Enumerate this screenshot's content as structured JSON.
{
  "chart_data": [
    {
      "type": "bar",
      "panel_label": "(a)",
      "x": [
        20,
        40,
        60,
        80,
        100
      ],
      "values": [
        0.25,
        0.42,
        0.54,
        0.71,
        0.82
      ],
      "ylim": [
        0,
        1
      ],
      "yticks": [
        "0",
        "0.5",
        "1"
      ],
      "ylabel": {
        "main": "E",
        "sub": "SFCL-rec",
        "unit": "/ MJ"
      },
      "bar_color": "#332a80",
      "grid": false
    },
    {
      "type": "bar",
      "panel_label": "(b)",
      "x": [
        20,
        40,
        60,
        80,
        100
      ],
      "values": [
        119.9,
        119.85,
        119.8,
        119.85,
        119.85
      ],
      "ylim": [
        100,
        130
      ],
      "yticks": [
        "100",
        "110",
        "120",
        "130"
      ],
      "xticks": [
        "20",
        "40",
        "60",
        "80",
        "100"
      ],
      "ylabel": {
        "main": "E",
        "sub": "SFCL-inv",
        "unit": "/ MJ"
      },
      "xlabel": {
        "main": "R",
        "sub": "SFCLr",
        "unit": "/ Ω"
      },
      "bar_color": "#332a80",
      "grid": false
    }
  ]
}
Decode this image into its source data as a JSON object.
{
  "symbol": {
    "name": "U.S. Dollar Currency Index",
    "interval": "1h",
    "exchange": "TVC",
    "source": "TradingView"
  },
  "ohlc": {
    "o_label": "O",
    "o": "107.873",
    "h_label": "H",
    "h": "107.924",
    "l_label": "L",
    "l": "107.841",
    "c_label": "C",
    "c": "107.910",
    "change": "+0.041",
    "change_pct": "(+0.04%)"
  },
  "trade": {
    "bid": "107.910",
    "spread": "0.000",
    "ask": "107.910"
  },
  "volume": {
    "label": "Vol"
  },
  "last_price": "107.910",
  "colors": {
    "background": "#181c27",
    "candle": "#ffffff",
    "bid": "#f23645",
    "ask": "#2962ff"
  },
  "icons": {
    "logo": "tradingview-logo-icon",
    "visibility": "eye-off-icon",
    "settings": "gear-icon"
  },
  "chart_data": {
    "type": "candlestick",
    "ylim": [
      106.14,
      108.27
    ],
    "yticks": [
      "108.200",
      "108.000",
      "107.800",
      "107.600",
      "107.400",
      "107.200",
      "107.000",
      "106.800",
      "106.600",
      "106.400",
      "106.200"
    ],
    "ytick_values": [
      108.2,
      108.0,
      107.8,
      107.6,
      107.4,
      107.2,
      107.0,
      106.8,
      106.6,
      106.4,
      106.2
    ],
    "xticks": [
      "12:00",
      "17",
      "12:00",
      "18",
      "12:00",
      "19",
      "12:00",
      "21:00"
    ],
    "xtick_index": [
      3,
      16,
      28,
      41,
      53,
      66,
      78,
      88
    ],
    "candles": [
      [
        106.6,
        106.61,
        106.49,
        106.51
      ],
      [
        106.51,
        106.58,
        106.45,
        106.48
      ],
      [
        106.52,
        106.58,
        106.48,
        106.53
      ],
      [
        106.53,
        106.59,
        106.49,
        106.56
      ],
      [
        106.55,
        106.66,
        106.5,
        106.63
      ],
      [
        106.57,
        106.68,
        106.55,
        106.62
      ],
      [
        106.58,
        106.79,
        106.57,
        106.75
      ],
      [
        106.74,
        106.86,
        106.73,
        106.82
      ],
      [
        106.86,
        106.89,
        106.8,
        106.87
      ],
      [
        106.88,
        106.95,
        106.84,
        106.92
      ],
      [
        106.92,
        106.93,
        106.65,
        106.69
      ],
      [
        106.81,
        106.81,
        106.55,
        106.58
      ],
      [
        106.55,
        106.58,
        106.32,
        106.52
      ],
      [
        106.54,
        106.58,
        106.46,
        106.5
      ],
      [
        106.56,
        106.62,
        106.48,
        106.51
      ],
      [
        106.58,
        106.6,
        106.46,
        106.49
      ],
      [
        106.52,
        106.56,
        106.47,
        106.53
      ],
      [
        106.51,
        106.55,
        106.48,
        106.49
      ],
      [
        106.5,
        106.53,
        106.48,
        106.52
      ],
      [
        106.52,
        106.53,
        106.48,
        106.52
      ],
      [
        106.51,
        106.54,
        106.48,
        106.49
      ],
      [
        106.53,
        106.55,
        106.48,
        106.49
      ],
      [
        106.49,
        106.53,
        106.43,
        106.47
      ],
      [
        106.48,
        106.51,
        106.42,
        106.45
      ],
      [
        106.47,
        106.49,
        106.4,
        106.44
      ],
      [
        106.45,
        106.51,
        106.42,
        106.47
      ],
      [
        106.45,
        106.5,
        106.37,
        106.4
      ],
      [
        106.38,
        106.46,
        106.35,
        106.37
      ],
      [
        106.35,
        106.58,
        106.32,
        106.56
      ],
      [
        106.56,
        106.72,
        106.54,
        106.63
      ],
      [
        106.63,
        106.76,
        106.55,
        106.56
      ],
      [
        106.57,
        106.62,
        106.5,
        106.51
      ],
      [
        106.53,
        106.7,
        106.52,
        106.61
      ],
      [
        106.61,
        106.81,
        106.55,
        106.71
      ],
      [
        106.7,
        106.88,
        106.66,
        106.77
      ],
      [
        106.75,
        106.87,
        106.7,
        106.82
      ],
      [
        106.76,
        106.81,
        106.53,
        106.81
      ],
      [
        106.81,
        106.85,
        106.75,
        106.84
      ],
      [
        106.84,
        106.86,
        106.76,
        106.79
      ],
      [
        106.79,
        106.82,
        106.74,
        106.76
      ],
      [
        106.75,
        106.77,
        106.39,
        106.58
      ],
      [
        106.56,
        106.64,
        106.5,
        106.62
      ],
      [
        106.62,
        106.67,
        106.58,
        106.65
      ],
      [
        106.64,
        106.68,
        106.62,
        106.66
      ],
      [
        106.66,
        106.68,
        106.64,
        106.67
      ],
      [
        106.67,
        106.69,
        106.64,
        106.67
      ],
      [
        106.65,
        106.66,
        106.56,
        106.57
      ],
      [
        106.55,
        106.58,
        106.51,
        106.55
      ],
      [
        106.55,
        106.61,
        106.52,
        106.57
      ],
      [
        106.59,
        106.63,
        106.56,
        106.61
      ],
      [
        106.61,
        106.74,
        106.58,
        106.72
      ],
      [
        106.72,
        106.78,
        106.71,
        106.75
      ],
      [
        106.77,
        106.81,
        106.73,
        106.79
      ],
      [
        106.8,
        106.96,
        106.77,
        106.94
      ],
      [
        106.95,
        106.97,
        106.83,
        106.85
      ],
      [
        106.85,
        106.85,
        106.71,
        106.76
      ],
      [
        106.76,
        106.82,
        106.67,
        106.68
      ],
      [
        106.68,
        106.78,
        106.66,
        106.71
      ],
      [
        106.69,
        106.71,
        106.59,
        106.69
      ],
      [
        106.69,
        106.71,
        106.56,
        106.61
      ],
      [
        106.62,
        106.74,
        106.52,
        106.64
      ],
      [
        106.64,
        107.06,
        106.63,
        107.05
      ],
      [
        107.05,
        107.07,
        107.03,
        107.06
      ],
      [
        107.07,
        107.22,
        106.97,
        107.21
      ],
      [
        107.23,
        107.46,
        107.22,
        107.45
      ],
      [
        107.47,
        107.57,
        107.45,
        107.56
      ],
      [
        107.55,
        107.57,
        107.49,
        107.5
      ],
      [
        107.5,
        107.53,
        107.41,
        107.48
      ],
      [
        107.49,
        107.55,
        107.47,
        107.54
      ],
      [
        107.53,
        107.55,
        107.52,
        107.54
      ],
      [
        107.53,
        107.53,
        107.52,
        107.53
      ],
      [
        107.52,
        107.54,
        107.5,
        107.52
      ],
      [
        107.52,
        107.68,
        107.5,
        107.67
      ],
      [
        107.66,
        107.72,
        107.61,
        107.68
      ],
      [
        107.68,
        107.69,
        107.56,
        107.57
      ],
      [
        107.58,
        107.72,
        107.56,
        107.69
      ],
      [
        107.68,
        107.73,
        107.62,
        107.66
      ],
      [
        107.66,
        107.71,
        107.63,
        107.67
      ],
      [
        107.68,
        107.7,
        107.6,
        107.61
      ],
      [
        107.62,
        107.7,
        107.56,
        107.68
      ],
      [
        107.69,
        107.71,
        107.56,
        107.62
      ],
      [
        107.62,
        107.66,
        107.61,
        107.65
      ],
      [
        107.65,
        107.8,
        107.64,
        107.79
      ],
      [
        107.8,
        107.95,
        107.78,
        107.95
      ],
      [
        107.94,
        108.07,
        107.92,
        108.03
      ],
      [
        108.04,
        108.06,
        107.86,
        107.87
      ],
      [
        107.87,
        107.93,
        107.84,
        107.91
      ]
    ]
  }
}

__________

→ **Written exercise**: Out of the material above, select every line that holds the string "source".

→ **Finished task**:
Decode this image into its source data as a JSON object.
    "source": "TradingView"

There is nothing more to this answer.